→ SET EXERCISE
Return every line of the records below verbatim, with no pictures in the copy.
=-=-=-=-=
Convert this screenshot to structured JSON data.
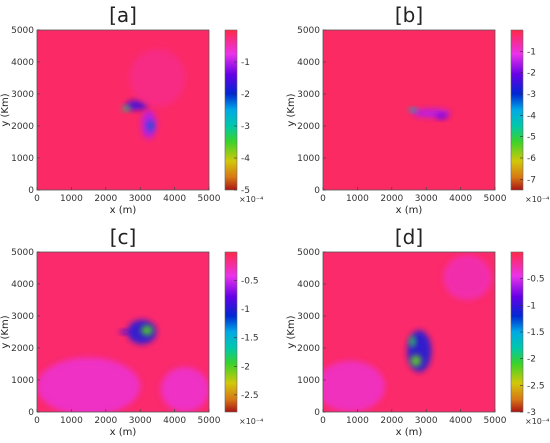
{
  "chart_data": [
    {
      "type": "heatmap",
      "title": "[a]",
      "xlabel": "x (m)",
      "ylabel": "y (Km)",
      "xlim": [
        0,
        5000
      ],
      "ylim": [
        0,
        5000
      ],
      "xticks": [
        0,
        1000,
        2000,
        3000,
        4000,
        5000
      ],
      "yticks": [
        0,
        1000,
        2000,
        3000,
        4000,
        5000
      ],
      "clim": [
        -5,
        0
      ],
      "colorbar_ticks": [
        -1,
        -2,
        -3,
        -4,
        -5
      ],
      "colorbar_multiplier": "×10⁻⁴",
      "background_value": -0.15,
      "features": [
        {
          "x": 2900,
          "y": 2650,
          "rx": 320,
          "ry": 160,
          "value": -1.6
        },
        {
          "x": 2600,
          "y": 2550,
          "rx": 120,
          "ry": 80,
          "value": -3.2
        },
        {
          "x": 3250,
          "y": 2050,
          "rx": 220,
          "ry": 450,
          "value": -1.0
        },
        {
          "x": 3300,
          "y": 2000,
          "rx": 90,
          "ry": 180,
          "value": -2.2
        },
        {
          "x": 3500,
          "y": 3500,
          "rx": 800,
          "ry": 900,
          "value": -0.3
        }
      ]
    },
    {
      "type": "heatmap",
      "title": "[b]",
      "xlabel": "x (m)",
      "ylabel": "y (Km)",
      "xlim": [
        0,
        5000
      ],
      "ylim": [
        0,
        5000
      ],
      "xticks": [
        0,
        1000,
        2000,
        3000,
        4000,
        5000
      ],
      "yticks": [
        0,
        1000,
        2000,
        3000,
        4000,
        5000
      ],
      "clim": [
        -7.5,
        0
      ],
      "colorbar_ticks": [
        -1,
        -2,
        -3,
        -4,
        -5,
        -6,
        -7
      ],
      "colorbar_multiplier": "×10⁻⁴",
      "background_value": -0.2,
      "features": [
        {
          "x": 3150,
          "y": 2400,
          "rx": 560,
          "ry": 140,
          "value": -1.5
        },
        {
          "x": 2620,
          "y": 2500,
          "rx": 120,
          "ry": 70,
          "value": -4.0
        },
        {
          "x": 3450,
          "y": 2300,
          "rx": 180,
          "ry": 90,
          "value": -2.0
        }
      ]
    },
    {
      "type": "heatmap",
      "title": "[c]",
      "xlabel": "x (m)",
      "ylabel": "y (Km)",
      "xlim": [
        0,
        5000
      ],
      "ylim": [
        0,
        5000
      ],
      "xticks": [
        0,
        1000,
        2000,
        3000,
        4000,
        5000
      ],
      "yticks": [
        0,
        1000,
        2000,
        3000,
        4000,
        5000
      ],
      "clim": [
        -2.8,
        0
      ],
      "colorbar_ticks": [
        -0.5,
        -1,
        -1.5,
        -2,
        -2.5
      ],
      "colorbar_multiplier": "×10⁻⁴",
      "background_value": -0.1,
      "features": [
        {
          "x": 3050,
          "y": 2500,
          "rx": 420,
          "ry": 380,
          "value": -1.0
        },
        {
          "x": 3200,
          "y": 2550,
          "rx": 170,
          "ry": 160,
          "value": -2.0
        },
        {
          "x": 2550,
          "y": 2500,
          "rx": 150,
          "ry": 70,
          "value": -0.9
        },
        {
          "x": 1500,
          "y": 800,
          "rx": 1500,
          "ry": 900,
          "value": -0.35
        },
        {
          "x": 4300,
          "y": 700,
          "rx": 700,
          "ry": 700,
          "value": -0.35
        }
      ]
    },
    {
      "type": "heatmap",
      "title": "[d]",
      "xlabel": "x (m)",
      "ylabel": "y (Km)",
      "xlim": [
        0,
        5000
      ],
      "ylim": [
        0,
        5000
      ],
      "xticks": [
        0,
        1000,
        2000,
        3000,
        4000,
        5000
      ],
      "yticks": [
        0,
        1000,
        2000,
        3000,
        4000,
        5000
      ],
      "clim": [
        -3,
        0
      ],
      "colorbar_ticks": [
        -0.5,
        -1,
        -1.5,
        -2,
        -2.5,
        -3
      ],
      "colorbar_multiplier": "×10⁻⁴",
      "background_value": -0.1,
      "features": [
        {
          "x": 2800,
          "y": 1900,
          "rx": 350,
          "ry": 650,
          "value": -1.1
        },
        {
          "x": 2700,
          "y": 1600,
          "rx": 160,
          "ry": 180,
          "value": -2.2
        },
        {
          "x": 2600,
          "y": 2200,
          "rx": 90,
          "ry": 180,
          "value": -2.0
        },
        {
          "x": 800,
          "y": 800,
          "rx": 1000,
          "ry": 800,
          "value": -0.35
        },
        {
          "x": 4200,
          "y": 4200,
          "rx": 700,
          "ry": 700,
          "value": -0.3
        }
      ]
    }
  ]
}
=-=-=-=-=
→ PROBLEM SOLUTION
Convert this screenshot to structured JSON data.
{
  "chart_data": [
    {
      "type": "heatmap",
      "title": "[a]",
      "xlabel": "x (m)",
      "ylabel": "y (Km)",
      "xlim": [
        0,
        5000
      ],
      "ylim": [
        0,
        5000
      ],
      "xticks": [
        0,
        1000,
        2000,
        3000,
        4000,
        5000
      ],
      "yticks": [
        0,
        1000,
        2000,
        3000,
        4000,
        5000
      ],
      "clim": [
        -5,
        0
      ],
      "colorbar_ticks": [
        -1,
        -2,
        -3,
        -4,
        -5
      ],
      "colorbar_multiplier": "×10⁻⁴",
      "background_value": -0.15,
      "features": [
        {
          "x": 2900,
          "y": 2650,
          "rx": 320,
          "ry": 160,
          "value": -1.6
        },
        {
          "x": 2600,
          "y": 2550,
          "rx": 120,
          "ry": 80,
          "value": -3.2
        },
        {
          "x": 3250,
          "y": 2050,
          "rx": 220,
          "ry": 450,
          "value": -1.0
        },
        {
          "x": 3300,
          "y": 2000,
          "rx": 90,
          "ry": 180,
          "value": -2.2
        },
        {
          "x": 3500,
          "y": 3500,
          "rx": 800,
          "ry": 900,
          "value": -0.3
        }
      ]
    },
    {
      "type": "heatmap",
      "title": "[b]",
      "xlabel": "x (m)",
      "ylabel": "y (Km)",
      "xlim": [
        0,
        5000
      ],
      "ylim": [
        0,
        5000
      ],
      "xticks": [
        0,
        1000,
        2000,
        3000,
        4000,
        5000
      ],
      "yticks": [
        0,
        1000,
        2000,
        3000,
        4000,
        5000
      ],
      "clim": [
        -7.5,
        0
      ],
      "colorbar_ticks": [
        -1,
        -2,
        -3,
        -4,
        -5,
        -6,
        -7
      ],
      "colorbar_multiplier": "×10⁻⁴",
      "background_value": -0.2,
      "features": [
        {
          "x": 3150,
          "y": 2400,
          "rx": 560,
          "ry": 140,
          "value": -1.5
        },
        {
          "x": 2620,
          "y": 2500,
          "rx": 120,
          "ry": 70,
          "value": -4.0
        },
        {
          "x": 3450,
          "y": 2300,
          "rx": 180,
          "ry": 90,
          "value": -2.0
        }
      ]
    },
    {
      "type": "heatmap",
      "title": "[c]",
      "xlabel": "x (m)",
      "ylabel": "y (Km)",
      "xlim": [
        0,
        5000
      ],
      "ylim": [
        0,
        5000
      ],
      "xticks": [
        0,
        1000,
        2000,
        3000,
        4000,
        5000
      ],
      "yticks": [
        0,
        1000,
        2000,
        3000,
        4000,
        5000
      ],
      "clim": [
        -2.8,
        0
      ],
      "colorbar_ticks": [
        -0.5,
        -1,
        -1.5,
        -2,
        -2.5
      ],
      "colorbar_multiplier": "×10⁻⁴",
      "background_value": -0.1,
      "features": [
        {
          "x": 3050,
          "y": 2500,
          "rx": 420,
          "ry": 380,
          "value": -1.0
        },
        {
          "x": 3200,
          "y": 2550,
          "rx": 170,
          "ry": 160,
          "value": -2.0
        },
        {
          "x": 2550,
          "y": 2500,
          "rx": 150,
          "ry": 70,
          "value": -0.9
        },
        {
          "x": 1500,
          "y": 800,
          "rx": 1500,
          "ry": 900,
          "value": -0.35
        },
        {
          "x": 4300,
          "y": 700,
          "rx": 700,
          "ry": 700,
          "value": -0.35
        }
      ]
    },
    {
      "type": "heatmap",
      "title": "[d]",
      "xlabel": "x (m)",
      "ylabel": "y (Km)",
      "xlim": [
        0,
        5000
      ],
      "ylim": [
        0,
        5000
      ],
      "xticks": [
        0,
        1000,
        2000,
        3000,
        4000,
        5000
      ],
      "yticks": [
        0,
        1000,
        2000,
        3000,
        4000,
        5000
      ],
      "clim": [
        -3,
        0
      ],
      "colorbar_ticks": [
        -0.5,
        -1,
        -1.5,
        -2,
        -2.5,
        -3
      ],
      "colorbar_multiplier": "×10⁻⁴",
      "background_value": -0.1,
      "features": [
        {
          "x": 2800,
          "y": 1900,
          "rx": 350,
          "ry": 650,
          "value": -1.1
        },
        {
          "x": 2700,
          "y": 1600,
          "rx": 160,
          "ry": 180,
          "value": -2.2
        },
        {
          "x": 2600,
          "y": 2200,
          "rx": 90,
          "ry": 180,
          "value": -2.0
        },
        {
          "x": 800,
          "y": 800,
          "rx": 1000,
          "ry": 800,
          "value": -0.35
        },
        {
          "x": 4200,
          "y": 4200,
          "rx": 700,
          "ry": 700,
          "value": -0.3
        }
      ]
    }
  ]
}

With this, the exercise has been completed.